_What the exercise asks:_
Copy out the material below in full, but not its images.

_Information given:_
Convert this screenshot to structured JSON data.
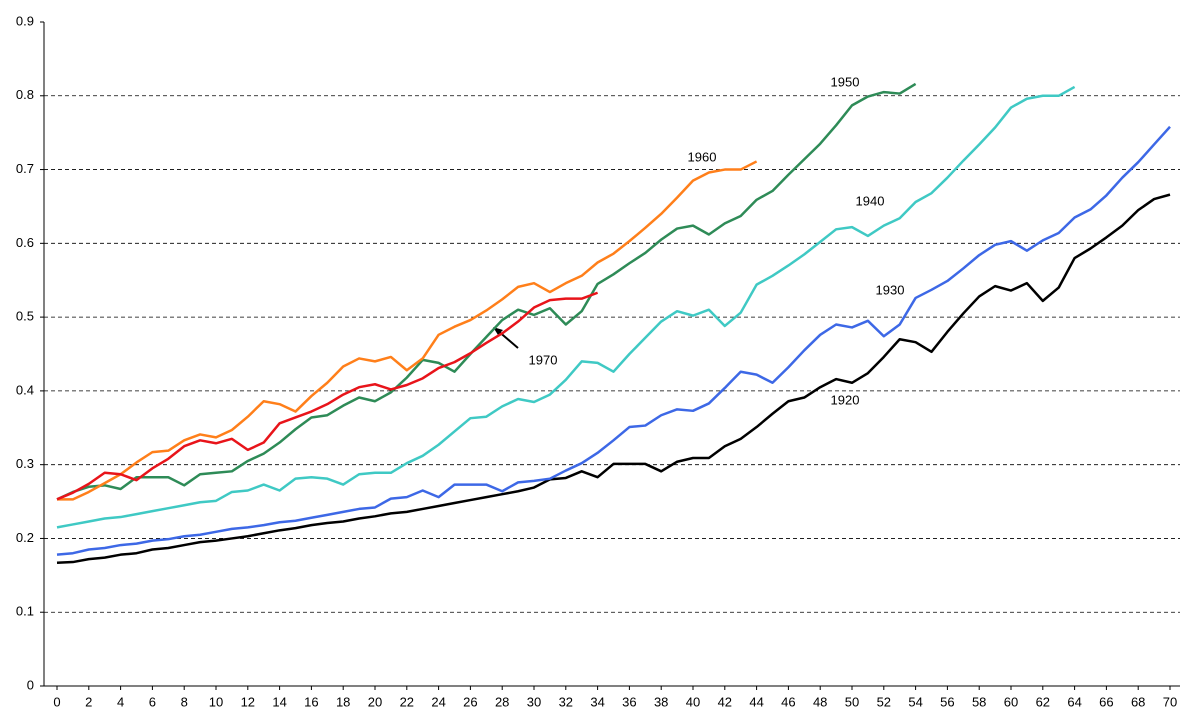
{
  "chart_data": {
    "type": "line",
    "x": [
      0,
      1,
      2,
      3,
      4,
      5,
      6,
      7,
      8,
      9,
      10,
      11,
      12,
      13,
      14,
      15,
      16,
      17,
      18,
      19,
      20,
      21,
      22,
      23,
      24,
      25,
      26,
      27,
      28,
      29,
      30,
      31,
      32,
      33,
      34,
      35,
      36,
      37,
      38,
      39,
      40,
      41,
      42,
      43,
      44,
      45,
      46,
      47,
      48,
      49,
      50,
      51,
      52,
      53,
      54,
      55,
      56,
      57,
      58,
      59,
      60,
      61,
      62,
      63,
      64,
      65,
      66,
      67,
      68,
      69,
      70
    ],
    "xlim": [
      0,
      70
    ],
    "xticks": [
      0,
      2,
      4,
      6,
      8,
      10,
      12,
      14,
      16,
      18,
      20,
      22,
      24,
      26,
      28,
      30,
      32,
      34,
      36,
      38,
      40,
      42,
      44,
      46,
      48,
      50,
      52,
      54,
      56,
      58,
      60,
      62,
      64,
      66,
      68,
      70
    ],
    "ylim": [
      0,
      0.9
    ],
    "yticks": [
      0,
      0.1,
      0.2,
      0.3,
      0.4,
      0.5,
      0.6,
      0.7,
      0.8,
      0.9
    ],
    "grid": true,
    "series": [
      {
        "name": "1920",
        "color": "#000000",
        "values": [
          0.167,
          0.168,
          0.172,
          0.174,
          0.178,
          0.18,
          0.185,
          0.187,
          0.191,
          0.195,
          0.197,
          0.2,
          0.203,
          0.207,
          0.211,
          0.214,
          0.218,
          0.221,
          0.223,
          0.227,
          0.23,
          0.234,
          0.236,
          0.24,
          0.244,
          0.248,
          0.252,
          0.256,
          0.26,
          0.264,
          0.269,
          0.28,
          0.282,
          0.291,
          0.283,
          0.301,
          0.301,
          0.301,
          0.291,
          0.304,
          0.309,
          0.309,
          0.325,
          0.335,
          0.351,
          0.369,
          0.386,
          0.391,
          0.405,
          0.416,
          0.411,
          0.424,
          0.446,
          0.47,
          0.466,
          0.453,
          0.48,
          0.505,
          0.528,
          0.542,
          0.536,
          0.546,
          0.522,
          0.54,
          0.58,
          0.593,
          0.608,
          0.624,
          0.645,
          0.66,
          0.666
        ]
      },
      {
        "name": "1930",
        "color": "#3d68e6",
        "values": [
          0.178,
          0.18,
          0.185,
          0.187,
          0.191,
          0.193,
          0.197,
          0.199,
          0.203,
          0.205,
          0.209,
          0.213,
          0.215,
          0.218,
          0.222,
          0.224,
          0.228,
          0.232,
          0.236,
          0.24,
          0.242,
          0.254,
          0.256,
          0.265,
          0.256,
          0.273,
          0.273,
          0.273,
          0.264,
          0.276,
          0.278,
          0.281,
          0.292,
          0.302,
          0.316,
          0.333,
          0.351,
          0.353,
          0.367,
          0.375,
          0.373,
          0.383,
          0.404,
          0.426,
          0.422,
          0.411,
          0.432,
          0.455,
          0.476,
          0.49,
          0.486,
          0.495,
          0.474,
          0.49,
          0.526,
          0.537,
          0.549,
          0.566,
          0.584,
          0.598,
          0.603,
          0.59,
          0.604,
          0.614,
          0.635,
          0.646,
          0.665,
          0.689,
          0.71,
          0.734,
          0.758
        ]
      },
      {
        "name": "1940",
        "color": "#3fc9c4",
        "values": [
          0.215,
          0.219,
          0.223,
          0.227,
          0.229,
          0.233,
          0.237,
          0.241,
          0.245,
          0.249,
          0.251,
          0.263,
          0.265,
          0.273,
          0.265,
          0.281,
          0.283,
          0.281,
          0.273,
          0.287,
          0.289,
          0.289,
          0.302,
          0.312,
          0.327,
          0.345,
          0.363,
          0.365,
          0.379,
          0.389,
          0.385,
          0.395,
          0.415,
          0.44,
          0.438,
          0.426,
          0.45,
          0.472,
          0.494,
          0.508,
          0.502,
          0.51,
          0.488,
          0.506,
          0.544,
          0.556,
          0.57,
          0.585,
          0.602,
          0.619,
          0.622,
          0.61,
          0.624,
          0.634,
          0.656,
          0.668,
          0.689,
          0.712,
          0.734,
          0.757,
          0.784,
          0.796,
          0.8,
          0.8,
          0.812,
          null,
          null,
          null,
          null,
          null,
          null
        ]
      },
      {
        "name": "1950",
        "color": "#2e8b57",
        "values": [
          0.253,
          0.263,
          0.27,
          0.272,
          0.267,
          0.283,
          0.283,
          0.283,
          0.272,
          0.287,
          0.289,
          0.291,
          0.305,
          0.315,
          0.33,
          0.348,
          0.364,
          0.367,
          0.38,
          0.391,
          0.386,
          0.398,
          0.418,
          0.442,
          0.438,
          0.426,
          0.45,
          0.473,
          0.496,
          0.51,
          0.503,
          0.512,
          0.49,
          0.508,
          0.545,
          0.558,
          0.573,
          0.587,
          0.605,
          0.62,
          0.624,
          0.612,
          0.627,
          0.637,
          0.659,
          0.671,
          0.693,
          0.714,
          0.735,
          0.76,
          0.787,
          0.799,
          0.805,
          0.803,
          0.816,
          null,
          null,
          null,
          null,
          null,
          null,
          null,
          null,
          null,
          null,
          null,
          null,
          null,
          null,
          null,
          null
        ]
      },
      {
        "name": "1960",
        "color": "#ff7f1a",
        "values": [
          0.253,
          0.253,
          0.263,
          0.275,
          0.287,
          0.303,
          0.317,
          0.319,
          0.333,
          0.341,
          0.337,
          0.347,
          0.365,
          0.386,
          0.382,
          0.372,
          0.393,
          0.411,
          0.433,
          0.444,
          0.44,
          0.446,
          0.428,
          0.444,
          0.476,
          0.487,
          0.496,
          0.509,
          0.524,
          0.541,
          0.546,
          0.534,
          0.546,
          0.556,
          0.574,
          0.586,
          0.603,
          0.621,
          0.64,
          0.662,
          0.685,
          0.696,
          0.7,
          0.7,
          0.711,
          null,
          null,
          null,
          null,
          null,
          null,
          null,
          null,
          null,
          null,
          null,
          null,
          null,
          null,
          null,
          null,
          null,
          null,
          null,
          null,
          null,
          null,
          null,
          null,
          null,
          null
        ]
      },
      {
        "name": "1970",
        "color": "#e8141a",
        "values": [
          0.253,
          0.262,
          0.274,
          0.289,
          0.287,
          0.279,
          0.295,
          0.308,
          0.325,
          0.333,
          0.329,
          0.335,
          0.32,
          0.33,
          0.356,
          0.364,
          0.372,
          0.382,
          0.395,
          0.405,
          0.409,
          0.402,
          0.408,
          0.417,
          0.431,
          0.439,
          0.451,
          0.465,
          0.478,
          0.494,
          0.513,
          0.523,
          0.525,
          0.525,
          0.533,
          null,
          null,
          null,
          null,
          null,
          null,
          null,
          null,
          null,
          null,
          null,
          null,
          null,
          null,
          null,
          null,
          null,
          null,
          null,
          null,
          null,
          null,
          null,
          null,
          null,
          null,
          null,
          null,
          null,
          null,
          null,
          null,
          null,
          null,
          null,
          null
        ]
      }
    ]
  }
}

_Answer to this exercise:_
Convert this screenshot to structured JSON data.
{
  "chart_data": {
    "type": "line",
    "x": [
      0,
      1,
      2,
      3,
      4,
      5,
      6,
      7,
      8,
      9,
      10,
      11,
      12,
      13,
      14,
      15,
      16,
      17,
      18,
      19,
      20,
      21,
      22,
      23,
      24,
      25,
      26,
      27,
      28,
      29,
      30,
      31,
      32,
      33,
      34,
      35,
      36,
      37,
      38,
      39,
      40,
      41,
      42,
      43,
      44,
      45,
      46,
      47,
      48,
      49,
      50,
      51,
      52,
      53,
      54,
      55,
      56,
      57,
      58,
      59,
      60,
      61,
      62,
      63,
      64,
      65,
      66,
      67,
      68,
      69,
      70
    ],
    "xlim": [
      0,
      70
    ],
    "xticks": [
      0,
      2,
      4,
      6,
      8,
      10,
      12,
      14,
      16,
      18,
      20,
      22,
      24,
      26,
      28,
      30,
      32,
      34,
      36,
      38,
      40,
      42,
      44,
      46,
      48,
      50,
      52,
      54,
      56,
      58,
      60,
      62,
      64,
      66,
      68,
      70
    ],
    "ylim": [
      0,
      0.9
    ],
    "yticks": [
      0,
      0.1,
      0.2,
      0.3,
      0.4,
      0.5,
      0.6,
      0.7,
      0.8,
      0.9
    ],
    "grid": true,
    "series": [
      {
        "name": "1920",
        "color": "#000000",
        "values": [
          0.167,
          0.168,
          0.172,
          0.174,
          0.178,
          0.18,
          0.185,
          0.187,
          0.191,
          0.195,
          0.197,
          0.2,
          0.203,
          0.207,
          0.211,
          0.214,
          0.218,
          0.221,
          0.223,
          0.227,
          0.23,
          0.234,
          0.236,
          0.24,
          0.244,
          0.248,
          0.252,
          0.256,
          0.26,
          0.264,
          0.269,
          0.28,
          0.282,
          0.291,
          0.283,
          0.301,
          0.301,
          0.301,
          0.291,
          0.304,
          0.309,
          0.309,
          0.325,
          0.335,
          0.351,
          0.369,
          0.386,
          0.391,
          0.405,
          0.416,
          0.411,
          0.424,
          0.446,
          0.47,
          0.466,
          0.453,
          0.48,
          0.505,
          0.528,
          0.542,
          0.536,
          0.546,
          0.522,
          0.54,
          0.58,
          0.593,
          0.608,
          0.624,
          0.645,
          0.66,
          0.666
        ]
      },
      {
        "name": "1930",
        "color": "#3d68e6",
        "values": [
          0.178,
          0.18,
          0.185,
          0.187,
          0.191,
          0.193,
          0.197,
          0.199,
          0.203,
          0.205,
          0.209,
          0.213,
          0.215,
          0.218,
          0.222,
          0.224,
          0.228,
          0.232,
          0.236,
          0.24,
          0.242,
          0.254,
          0.256,
          0.265,
          0.256,
          0.273,
          0.273,
          0.273,
          0.264,
          0.276,
          0.278,
          0.281,
          0.292,
          0.302,
          0.316,
          0.333,
          0.351,
          0.353,
          0.367,
          0.375,
          0.373,
          0.383,
          0.404,
          0.426,
          0.422,
          0.411,
          0.432,
          0.455,
          0.476,
          0.49,
          0.486,
          0.495,
          0.474,
          0.49,
          0.526,
          0.537,
          0.549,
          0.566,
          0.584,
          0.598,
          0.603,
          0.59,
          0.604,
          0.614,
          0.635,
          0.646,
          0.665,
          0.689,
          0.71,
          0.734,
          0.758
        ]
      },
      {
        "name": "1940",
        "color": "#3fc9c4",
        "values": [
          0.215,
          0.219,
          0.223,
          0.227,
          0.229,
          0.233,
          0.237,
          0.241,
          0.245,
          0.249,
          0.251,
          0.263,
          0.265,
          0.273,
          0.265,
          0.281,
          0.283,
          0.281,
          0.273,
          0.287,
          0.289,
          0.289,
          0.302,
          0.312,
          0.327,
          0.345,
          0.363,
          0.365,
          0.379,
          0.389,
          0.385,
          0.395,
          0.415,
          0.44,
          0.438,
          0.426,
          0.45,
          0.472,
          0.494,
          0.508,
          0.502,
          0.51,
          0.488,
          0.506,
          0.544,
          0.556,
          0.57,
          0.585,
          0.602,
          0.619,
          0.622,
          0.61,
          0.624,
          0.634,
          0.656,
          0.668,
          0.689,
          0.712,
          0.734,
          0.757,
          0.784,
          0.796,
          0.8,
          0.8,
          0.812,
          null,
          null,
          null,
          null,
          null,
          null
        ]
      },
      {
        "name": "1950",
        "color": "#2e8b57",
        "values": [
          0.253,
          0.263,
          0.27,
          0.272,
          0.267,
          0.283,
          0.283,
          0.283,
          0.272,
          0.287,
          0.289,
          0.291,
          0.305,
          0.315,
          0.33,
          0.348,
          0.364,
          0.367,
          0.38,
          0.391,
          0.386,
          0.398,
          0.418,
          0.442,
          0.438,
          0.426,
          0.45,
          0.473,
          0.496,
          0.51,
          0.503,
          0.512,
          0.49,
          0.508,
          0.545,
          0.558,
          0.573,
          0.587,
          0.605,
          0.62,
          0.624,
          0.612,
          0.627,
          0.637,
          0.659,
          0.671,
          0.693,
          0.714,
          0.735,
          0.76,
          0.787,
          0.799,
          0.805,
          0.803,
          0.816,
          null,
          null,
          null,
          null,
          null,
          null,
          null,
          null,
          null,
          null,
          null,
          null,
          null,
          null,
          null,
          null
        ]
      },
      {
        "name": "1960",
        "color": "#ff7f1a",
        "values": [
          0.253,
          0.253,
          0.263,
          0.275,
          0.287,
          0.303,
          0.317,
          0.319,
          0.333,
          0.341,
          0.337,
          0.347,
          0.365,
          0.386,
          0.382,
          0.372,
          0.393,
          0.411,
          0.433,
          0.444,
          0.44,
          0.446,
          0.428,
          0.444,
          0.476,
          0.487,
          0.496,
          0.509,
          0.524,
          0.541,
          0.546,
          0.534,
          0.546,
          0.556,
          0.574,
          0.586,
          0.603,
          0.621,
          0.64,
          0.662,
          0.685,
          0.696,
          0.7,
          0.7,
          0.711,
          null,
          null,
          null,
          null,
          null,
          null,
          null,
          null,
          null,
          null,
          null,
          null,
          null,
          null,
          null,
          null,
          null,
          null,
          null,
          null,
          null,
          null,
          null,
          null,
          null,
          null
        ]
      },
      {
        "name": "1970",
        "color": "#e8141a",
        "values": [
          0.253,
          0.262,
          0.274,
          0.289,
          0.287,
          0.279,
          0.295,
          0.308,
          0.325,
          0.333,
          0.329,
          0.335,
          0.32,
          0.33,
          0.356,
          0.364,
          0.372,
          0.382,
          0.395,
          0.405,
          0.409,
          0.402,
          0.408,
          0.417,
          0.431,
          0.439,
          0.451,
          0.465,
          0.478,
          0.494,
          0.513,
          0.523,
          0.525,
          0.525,
          0.533,
          null,
          null,
          null,
          null,
          null,
          null,
          null,
          null,
          null,
          null,
          null,
          null,
          null,
          null,
          null,
          null,
          null,
          null,
          null,
          null,
          null,
          null,
          null,
          null,
          null,
          null,
          null,
          null,
          null,
          null,
          null,
          null,
          null,
          null,
          null,
          null
        ]
      }
    ]
  }
}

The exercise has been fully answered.